(Structured figure records)
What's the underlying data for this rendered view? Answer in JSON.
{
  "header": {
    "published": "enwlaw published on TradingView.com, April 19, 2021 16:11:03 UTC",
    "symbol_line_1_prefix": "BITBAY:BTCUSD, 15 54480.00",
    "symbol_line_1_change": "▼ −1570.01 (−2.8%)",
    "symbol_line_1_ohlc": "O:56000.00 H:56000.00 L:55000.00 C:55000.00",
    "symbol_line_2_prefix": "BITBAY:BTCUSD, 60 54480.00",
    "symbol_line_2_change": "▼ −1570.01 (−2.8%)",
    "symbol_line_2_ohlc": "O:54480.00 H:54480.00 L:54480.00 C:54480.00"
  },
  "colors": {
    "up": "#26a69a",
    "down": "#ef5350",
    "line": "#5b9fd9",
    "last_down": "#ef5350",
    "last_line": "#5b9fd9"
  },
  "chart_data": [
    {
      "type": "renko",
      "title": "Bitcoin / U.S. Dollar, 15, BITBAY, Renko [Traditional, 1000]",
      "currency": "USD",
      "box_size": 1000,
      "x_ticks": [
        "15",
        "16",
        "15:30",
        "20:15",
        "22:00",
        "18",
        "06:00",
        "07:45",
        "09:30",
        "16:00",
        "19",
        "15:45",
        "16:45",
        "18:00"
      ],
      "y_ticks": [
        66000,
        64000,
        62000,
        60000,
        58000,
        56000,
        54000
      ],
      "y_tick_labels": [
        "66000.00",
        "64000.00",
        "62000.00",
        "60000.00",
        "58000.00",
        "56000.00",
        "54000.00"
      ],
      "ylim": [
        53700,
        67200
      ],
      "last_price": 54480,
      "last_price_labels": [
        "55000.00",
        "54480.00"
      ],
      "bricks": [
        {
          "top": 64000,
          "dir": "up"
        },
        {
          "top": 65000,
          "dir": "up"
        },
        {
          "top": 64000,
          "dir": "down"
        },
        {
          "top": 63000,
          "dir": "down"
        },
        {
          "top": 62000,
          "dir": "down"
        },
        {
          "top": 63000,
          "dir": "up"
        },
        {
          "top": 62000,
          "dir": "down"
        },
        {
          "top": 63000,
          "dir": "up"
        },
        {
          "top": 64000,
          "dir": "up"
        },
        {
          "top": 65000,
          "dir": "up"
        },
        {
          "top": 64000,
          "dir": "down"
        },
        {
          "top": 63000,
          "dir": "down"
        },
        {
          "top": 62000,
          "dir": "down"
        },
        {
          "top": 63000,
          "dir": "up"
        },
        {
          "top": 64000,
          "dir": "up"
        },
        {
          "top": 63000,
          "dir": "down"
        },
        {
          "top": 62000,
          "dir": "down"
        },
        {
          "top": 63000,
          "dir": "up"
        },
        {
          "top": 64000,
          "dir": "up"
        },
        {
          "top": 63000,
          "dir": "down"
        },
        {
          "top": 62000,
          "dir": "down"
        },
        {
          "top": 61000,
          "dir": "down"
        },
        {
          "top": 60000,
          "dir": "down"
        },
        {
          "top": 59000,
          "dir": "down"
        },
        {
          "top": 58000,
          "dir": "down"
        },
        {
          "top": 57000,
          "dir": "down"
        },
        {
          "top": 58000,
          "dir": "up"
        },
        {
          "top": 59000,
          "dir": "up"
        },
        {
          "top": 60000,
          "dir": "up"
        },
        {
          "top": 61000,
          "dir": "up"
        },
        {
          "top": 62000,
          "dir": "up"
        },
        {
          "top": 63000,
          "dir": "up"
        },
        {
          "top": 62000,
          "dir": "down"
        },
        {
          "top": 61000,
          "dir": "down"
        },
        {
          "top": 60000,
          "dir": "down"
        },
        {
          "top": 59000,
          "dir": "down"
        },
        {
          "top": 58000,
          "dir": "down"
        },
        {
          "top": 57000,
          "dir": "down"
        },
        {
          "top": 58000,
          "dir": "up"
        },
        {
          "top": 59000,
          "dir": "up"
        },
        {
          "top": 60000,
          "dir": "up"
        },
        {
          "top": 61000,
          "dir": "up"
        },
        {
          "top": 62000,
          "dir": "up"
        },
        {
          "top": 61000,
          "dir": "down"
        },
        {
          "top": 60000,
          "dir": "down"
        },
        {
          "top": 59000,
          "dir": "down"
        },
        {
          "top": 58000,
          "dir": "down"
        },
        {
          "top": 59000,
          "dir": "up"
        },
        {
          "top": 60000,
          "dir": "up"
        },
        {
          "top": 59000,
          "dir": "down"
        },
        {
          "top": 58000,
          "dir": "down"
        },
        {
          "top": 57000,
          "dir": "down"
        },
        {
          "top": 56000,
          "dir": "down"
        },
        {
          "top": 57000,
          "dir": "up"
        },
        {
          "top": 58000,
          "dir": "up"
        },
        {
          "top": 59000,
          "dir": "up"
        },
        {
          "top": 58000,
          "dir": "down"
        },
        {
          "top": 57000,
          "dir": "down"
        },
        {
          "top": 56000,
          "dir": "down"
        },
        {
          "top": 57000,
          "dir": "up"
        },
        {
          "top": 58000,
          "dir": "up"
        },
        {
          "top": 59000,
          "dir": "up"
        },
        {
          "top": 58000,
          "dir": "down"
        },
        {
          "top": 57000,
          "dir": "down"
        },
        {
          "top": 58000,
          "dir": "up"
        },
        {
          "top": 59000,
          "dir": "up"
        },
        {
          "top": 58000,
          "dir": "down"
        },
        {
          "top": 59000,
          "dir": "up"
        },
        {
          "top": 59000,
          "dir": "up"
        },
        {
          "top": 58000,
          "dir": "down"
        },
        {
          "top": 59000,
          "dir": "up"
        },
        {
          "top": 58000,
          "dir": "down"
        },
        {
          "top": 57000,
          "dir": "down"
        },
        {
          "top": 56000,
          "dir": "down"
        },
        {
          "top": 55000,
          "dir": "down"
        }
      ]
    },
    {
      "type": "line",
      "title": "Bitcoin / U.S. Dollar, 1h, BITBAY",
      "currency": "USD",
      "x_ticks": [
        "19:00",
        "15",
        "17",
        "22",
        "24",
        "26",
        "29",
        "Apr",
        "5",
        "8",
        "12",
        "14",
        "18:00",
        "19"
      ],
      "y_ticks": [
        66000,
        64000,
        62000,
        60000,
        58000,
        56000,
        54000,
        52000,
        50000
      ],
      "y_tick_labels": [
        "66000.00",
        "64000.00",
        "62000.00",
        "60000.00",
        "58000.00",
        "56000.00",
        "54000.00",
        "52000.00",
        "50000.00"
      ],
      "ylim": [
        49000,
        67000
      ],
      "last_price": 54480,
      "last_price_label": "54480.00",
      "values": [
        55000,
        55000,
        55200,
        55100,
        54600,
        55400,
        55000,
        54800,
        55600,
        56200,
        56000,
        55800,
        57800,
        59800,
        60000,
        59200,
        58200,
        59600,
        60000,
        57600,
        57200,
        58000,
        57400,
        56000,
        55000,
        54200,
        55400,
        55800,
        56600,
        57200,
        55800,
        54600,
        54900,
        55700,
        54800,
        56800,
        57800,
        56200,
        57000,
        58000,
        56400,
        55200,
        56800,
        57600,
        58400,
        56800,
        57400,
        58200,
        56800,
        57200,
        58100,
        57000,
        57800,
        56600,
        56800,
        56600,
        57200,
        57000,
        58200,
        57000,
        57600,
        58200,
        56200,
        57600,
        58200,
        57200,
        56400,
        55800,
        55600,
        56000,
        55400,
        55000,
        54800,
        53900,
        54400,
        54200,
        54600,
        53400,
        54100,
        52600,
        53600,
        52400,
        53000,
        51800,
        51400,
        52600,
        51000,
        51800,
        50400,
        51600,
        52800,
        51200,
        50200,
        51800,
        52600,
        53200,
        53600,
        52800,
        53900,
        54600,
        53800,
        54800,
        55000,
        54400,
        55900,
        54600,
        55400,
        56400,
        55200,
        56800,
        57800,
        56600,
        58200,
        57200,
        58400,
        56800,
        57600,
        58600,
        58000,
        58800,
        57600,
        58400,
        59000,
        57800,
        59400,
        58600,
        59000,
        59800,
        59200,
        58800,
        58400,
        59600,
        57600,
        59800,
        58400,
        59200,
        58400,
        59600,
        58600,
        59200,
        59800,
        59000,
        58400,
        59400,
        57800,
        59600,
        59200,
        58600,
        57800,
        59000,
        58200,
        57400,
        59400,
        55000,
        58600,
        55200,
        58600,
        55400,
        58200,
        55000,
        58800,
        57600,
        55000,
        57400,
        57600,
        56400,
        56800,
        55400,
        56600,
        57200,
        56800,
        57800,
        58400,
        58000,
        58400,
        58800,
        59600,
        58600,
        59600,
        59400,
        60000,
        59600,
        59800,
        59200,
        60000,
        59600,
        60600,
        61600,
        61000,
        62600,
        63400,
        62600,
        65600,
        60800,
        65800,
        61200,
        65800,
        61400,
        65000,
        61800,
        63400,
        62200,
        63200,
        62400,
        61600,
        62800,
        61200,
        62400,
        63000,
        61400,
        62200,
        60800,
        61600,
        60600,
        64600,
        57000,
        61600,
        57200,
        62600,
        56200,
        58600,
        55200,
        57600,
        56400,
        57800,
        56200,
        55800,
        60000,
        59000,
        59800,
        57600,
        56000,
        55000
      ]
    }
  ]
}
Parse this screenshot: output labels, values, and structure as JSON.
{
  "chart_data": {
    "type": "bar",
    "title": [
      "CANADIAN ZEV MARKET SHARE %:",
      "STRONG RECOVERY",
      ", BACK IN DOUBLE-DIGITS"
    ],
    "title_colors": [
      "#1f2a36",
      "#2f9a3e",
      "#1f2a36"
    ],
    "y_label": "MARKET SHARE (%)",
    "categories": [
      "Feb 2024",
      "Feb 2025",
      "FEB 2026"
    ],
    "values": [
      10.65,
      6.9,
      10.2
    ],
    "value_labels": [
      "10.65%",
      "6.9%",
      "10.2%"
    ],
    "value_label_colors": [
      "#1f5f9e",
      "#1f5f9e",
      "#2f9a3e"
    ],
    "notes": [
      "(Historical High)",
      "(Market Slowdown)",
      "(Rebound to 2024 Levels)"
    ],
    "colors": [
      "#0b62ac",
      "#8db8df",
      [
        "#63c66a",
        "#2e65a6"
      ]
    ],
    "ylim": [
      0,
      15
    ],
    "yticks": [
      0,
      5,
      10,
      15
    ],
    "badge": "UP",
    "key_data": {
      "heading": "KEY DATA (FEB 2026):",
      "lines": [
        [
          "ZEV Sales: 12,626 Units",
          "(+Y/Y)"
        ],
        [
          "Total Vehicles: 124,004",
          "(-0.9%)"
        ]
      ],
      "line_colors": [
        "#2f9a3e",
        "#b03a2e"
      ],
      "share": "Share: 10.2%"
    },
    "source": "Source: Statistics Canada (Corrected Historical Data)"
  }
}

What to produce:
From the listing above, collect each line in which the string "Dollar" appears.

Answer to the exercise:
      "title": "Bitcoin / U.S. Dollar, 15, BITBAY, Renko [Traditional, 1000]",
      "title": "Bitcoin / U.S. Dollar, 1h, BITBAY",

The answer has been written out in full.